*Box coordinate listings*.
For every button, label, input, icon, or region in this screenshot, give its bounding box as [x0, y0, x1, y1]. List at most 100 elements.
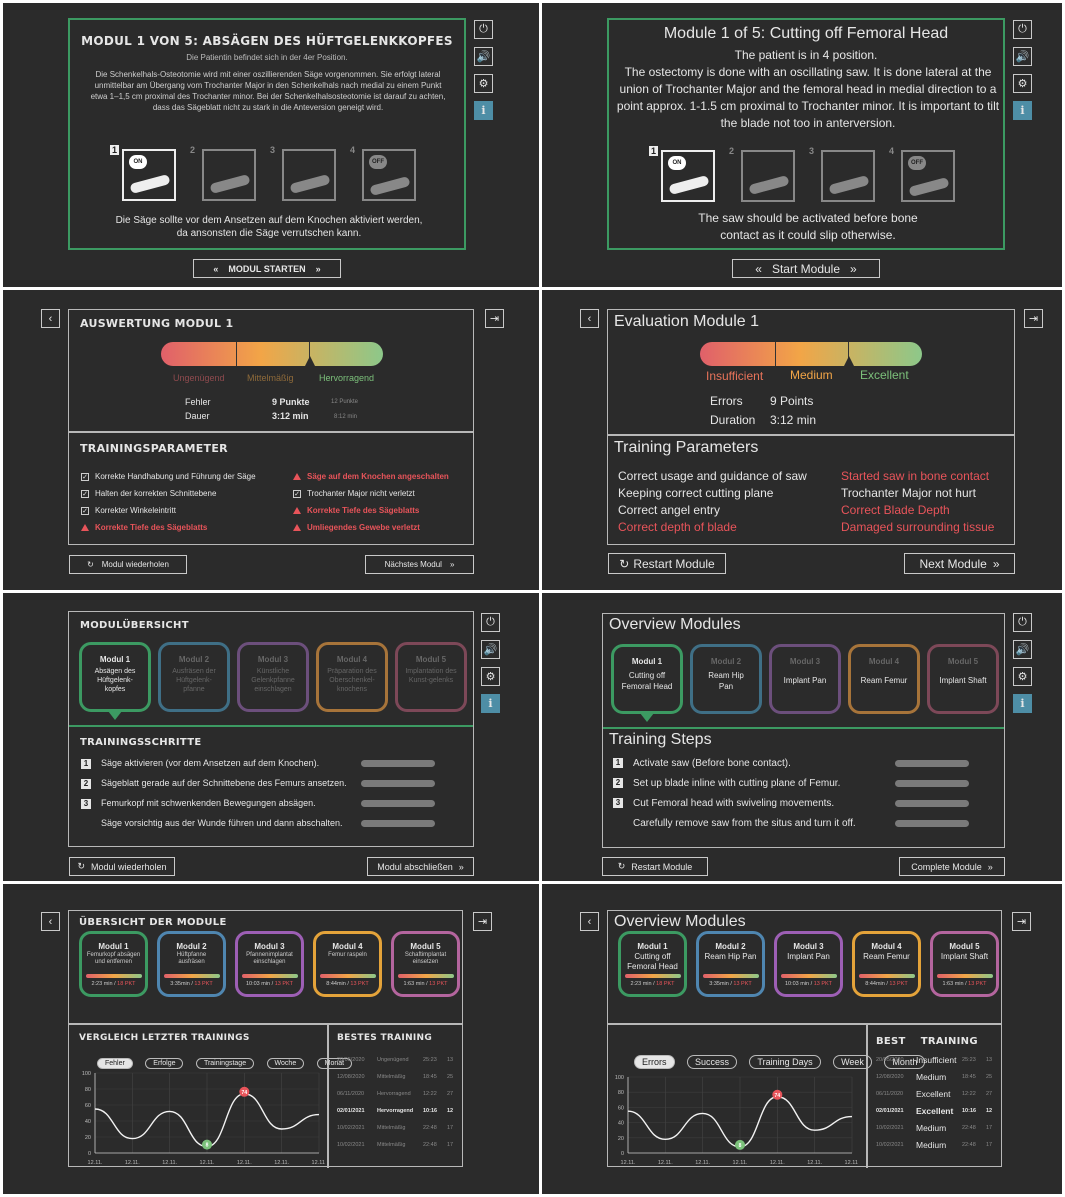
step-4-saw-off: 4 OFF	[889, 146, 955, 206]
module-tile-3[interactable]: Modul 3 Implant Pan 10:03 min / 13 PKT	[774, 931, 843, 997]
module-tile-1[interactable]: Modul 1 Cutting off Femoral Head	[611, 644, 683, 714]
divider-vertical	[327, 1023, 329, 1168]
repeat-module-button[interactable]: ↻ Modul wiederholen	[69, 857, 175, 876]
module-stats: 3:35min / 13 PKT	[699, 981, 762, 987]
chevron-left-icon[interactable]: ‹	[41, 309, 60, 328]
power-icon[interactable]: ⏻	[1013, 20, 1032, 39]
power-icon[interactable]: ⏻	[1013, 613, 1032, 632]
module-tile-4[interactable]: Modul 4 Präparation des Oberschenkel-kno…	[316, 642, 388, 712]
module-tile-3[interactable]: Modul 3 Pfannenimplantat einschlagen 10:03…	[235, 931, 304, 997]
filter-week[interactable]: Woche	[266, 1058, 305, 1069]
off-label: OFF	[369, 155, 387, 169]
power-icon[interactable]: ⏻	[474, 20, 493, 39]
y-tick-label: 40	[85, 1119, 91, 1125]
filter-month[interactable]: Month	[884, 1055, 926, 1069]
module-stats: 8:44min / 13 PKT	[316, 981, 379, 987]
panel-module-overview-de: MODULÜBERSICHT Modul 1 Absägen des Hüftg…	[3, 593, 539, 881]
module-tile-2[interactable]: Modul 2 Ream Hip Pan	[690, 644, 762, 714]
gear-icon[interactable]: ⚙	[1013, 74, 1032, 93]
filter-success[interactable]: Erfolge	[145, 1058, 184, 1069]
exit-icon[interactable]: ⇥	[1012, 912, 1031, 931]
best-training-rating: Hervorragend	[377, 1108, 414, 1114]
stats-separator: /	[112, 981, 118, 987]
start-module-button[interactable]: « MODUL STARTEN »	[193, 259, 341, 278]
info-icon[interactable]: i	[481, 694, 500, 713]
cut-icon	[821, 150, 875, 202]
module-tile-5[interactable]: Modul 5 Implant Shaft 1:63 min / 13 PKT	[930, 931, 999, 997]
module-tile-4[interactable]: Modul 4 Ream Femur 8:44min / 13 PKT	[852, 931, 921, 997]
module-tile-5[interactable]: Modul 5 Implantation des Kunst-gelenks	[395, 642, 467, 712]
step-progress-bar	[361, 800, 435, 807]
next-module-button[interactable]: Nächstes Modul »	[365, 555, 474, 574]
info-icon[interactable]: i	[1013, 694, 1032, 713]
training-step: Carefully remove saw from the situs and …	[633, 818, 856, 829]
chart-filters: Fehler Erfolge Trainingstage Woche Monat	[97, 1052, 360, 1070]
info-icon[interactable]: i	[1013, 101, 1032, 120]
module-name: Modul 4	[332, 942, 363, 951]
speaker-icon[interactable]: 🔊	[1013, 47, 1032, 66]
exit-icon[interactable]: ⇥	[485, 309, 504, 328]
module-tile-1[interactable]: Modul 1 Femurkopf absägen und entfernen 2:…	[79, 931, 148, 997]
speaker-icon[interactable]: 🔊	[1013, 640, 1032, 659]
module-tile-3[interactable]: Modul 3 Implant Pan	[769, 644, 841, 714]
restart-module-button[interactable]: ↻ Restart Module	[608, 553, 726, 574]
param-item: Korrekte Tiefe des Sägeblatts	[81, 519, 256, 536]
info-icon[interactable]: i	[474, 101, 493, 120]
module-stats: 10:03 min / 13 PKT	[777, 981, 840, 987]
gear-icon[interactable]: ⚙	[481, 667, 500, 686]
module-tile-5[interactable]: Modul 5 Implant Shaft	[927, 644, 999, 714]
module-tile-5[interactable]: Modul 5 Schaftimplantat einsetzen 1:63 min…	[391, 931, 460, 997]
filter-success[interactable]: Success	[686, 1055, 737, 1069]
module-tile-2[interactable]: Modul 2 Ream Hip Pan 3:35min / 13 PKT	[696, 931, 765, 997]
restart-module-button[interactable]: ↻ Restart Module	[602, 857, 708, 876]
start-module-button[interactable]: « Start Module »	[732, 259, 880, 278]
best-training-time: 12:22	[423, 1091, 437, 1097]
duration-label: Dauer	[185, 411, 210, 421]
gradient-tick-2	[848, 342, 849, 366]
best-training-time: 25:23	[423, 1057, 437, 1063]
filter-week[interactable]: Week	[833, 1055, 872, 1069]
step-number: 2	[81, 778, 91, 789]
chevron-left-icon[interactable]: ‹	[580, 309, 599, 328]
module-tile-4[interactable]: Modul 4 Ream Femur	[848, 644, 920, 714]
gear-icon[interactable]: ⚙	[1013, 667, 1032, 686]
off-label: OFF	[908, 156, 926, 170]
step-number: 3	[809, 146, 815, 156]
next-module-button[interactable]: Next Module »	[904, 553, 1015, 574]
filter-training-days[interactable]: Trainingstage	[195, 1058, 255, 1069]
x-tick-label: 12.11.	[88, 1160, 103, 1166]
module-name: Modul 1	[98, 942, 129, 951]
complete-module-button[interactable]: Modul abschließen »	[367, 857, 474, 876]
exit-icon[interactable]: ⇥	[1024, 309, 1043, 328]
step-progress-bar	[895, 800, 969, 807]
best-training-n: 13	[447, 1057, 454, 1063]
gear-icon[interactable]: ⚙	[474, 74, 493, 93]
module-stats: 10:03 min / 13 PKT	[238, 981, 301, 987]
complete-module-button[interactable]: Complete Module »	[899, 857, 1005, 876]
speaker-icon[interactable]: 🔊	[481, 640, 500, 659]
repeat-module-button[interactable]: ↻ Modul wiederholen	[69, 555, 187, 574]
active-tile-pointer	[108, 711, 122, 720]
data-point-marker	[239, 1086, 250, 1097]
intro-card: Module 1 of 5: Cutting off Femoral Head …	[607, 18, 1005, 250]
filter-errors[interactable]: Fehler	[97, 1058, 133, 1069]
module-tile-2[interactable]: Modul 2 Ausfräsen der Hüftgelenk-pfanne	[158, 642, 230, 712]
chevron-left-icon[interactable]: ‹	[580, 912, 599, 931]
speaker-icon[interactable]: 🔊	[474, 47, 493, 66]
y-tick-label: 40	[618, 1121, 624, 1127]
exit-icon[interactable]: ⇥	[473, 912, 492, 931]
filter-training-days[interactable]: Training Days	[749, 1055, 821, 1069]
power-icon[interactable]: ⏻	[481, 613, 500, 632]
module-tile-3[interactable]: Modul 3 Künstliche Gelenkpfanne einschla…	[237, 642, 309, 712]
module-tile-1[interactable]: Modul 1 Cutting off Femoral Head 2:23 min …	[618, 931, 687, 997]
module-tile-4[interactable]: Modul 4 Femur raspeln 8:44min / 13 PKT	[313, 931, 382, 997]
filter-month[interactable]: Monat	[316, 1058, 353, 1069]
module-tile-2[interactable]: Modul 2 Hüftpfanne ausfräsen 3:35min / 13 …	[157, 931, 226, 997]
saw-on-icon: ON	[122, 149, 176, 201]
param-item: Säge auf dem Knochen angeschalten	[293, 468, 449, 485]
chevron-left-icon[interactable]: ‹	[41, 912, 60, 931]
module-tile-1[interactable]: Modul 1 Absägen des Hüftgelenk-kopfes	[79, 642, 151, 712]
module-desc: Ream Hip Pan	[708, 671, 744, 691]
filter-errors[interactable]: Errors	[634, 1055, 675, 1069]
data-point-label: 74	[775, 1093, 781, 1099]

*Instructions for the task*. Reproduce the rows above verbatim, from the one containing "146, 955, 206]" through the one containing "1023, 329, 1168]".

*Correct output*.
step-4-saw-off: 4 OFF	[889, 146, 955, 206]
module-tile-3[interactable]: Modul 3 Implant Pan 10:03 min / 13 PKT	[774, 931, 843, 997]
module-tile-1[interactable]: Modul 1 Cutting off Femoral Head	[611, 644, 683, 714]
divider-vertical	[327, 1023, 329, 1168]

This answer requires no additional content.